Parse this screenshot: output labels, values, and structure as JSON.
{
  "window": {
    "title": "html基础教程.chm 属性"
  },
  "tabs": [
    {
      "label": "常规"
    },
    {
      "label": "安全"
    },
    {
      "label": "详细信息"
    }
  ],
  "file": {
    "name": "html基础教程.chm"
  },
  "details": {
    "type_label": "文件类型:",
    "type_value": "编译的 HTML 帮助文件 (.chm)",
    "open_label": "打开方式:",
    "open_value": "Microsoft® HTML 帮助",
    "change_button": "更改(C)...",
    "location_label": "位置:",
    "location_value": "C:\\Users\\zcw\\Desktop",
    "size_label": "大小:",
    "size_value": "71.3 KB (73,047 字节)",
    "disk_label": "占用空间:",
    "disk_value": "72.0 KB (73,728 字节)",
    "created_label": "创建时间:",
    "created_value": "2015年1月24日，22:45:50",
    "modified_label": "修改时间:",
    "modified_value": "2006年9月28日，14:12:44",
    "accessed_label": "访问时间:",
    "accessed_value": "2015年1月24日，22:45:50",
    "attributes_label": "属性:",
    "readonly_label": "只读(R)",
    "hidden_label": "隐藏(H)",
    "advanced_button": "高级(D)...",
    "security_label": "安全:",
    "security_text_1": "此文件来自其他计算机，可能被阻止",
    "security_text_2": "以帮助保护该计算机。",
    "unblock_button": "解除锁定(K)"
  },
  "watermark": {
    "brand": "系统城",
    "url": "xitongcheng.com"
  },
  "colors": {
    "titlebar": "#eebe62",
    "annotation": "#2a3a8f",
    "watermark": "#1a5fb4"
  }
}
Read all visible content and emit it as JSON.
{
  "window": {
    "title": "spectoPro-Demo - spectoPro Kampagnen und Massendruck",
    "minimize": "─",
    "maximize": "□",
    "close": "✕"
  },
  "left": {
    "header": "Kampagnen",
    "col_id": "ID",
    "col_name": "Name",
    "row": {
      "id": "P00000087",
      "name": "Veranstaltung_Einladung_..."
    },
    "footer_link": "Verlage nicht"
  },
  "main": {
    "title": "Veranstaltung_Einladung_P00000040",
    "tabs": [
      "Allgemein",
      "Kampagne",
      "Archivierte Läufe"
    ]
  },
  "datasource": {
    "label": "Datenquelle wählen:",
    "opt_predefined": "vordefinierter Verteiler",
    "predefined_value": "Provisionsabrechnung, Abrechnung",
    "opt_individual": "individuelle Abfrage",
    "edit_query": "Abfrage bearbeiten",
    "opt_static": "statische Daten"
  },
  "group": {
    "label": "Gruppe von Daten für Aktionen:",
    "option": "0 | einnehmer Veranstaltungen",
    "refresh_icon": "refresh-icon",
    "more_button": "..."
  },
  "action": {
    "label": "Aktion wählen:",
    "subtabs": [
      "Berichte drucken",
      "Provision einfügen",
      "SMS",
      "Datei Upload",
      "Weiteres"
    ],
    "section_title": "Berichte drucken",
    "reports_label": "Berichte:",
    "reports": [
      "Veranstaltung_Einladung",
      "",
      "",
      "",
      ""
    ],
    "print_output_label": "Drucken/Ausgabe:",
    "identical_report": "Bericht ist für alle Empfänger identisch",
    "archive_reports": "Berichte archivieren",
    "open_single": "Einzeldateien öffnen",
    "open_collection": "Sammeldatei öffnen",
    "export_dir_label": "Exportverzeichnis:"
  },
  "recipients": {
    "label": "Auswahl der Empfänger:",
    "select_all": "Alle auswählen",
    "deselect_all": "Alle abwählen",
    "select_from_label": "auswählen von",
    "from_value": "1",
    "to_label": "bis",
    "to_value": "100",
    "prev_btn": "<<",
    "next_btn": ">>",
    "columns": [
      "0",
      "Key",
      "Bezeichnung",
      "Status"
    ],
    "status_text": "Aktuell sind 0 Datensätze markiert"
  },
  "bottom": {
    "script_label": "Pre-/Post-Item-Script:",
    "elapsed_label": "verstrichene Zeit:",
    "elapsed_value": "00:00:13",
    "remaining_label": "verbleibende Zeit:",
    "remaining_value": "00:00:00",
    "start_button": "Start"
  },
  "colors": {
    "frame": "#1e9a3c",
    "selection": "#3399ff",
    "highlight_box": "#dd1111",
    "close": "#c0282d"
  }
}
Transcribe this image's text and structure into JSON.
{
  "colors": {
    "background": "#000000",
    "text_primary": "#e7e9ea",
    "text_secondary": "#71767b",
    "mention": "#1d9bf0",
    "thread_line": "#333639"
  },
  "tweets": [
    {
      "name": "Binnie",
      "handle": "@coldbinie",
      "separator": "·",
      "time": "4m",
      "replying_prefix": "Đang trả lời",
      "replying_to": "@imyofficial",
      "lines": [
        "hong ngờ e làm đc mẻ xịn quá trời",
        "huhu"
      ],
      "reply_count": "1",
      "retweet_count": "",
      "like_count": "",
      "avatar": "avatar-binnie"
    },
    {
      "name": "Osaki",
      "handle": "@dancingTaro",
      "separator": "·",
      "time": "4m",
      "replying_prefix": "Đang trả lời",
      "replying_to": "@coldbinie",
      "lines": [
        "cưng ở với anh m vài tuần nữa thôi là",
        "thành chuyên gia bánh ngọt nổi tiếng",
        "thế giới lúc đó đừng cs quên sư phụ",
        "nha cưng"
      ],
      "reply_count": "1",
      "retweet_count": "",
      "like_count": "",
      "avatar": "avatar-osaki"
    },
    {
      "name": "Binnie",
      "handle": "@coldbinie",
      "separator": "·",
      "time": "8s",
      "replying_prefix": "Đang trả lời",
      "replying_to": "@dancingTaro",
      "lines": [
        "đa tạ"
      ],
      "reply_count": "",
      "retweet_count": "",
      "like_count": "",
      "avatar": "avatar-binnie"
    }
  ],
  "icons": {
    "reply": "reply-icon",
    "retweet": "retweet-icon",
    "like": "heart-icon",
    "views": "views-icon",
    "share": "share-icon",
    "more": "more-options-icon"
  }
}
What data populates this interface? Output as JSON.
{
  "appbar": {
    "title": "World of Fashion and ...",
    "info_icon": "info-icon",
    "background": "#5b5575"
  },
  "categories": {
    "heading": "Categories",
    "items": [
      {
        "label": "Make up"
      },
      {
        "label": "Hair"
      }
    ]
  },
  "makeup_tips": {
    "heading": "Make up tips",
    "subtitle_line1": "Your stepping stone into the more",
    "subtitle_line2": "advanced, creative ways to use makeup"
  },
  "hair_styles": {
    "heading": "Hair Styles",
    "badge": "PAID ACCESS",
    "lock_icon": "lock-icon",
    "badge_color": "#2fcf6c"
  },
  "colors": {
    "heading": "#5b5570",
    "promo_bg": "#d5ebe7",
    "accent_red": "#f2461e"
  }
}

*Do this*: Each line above that holds the string "structure" should be copied and shown.

*Result of this exercise*:
Parse this screenshot: output labels, values, and structure as JSON.
Transcribe this image's text and structure into JSON.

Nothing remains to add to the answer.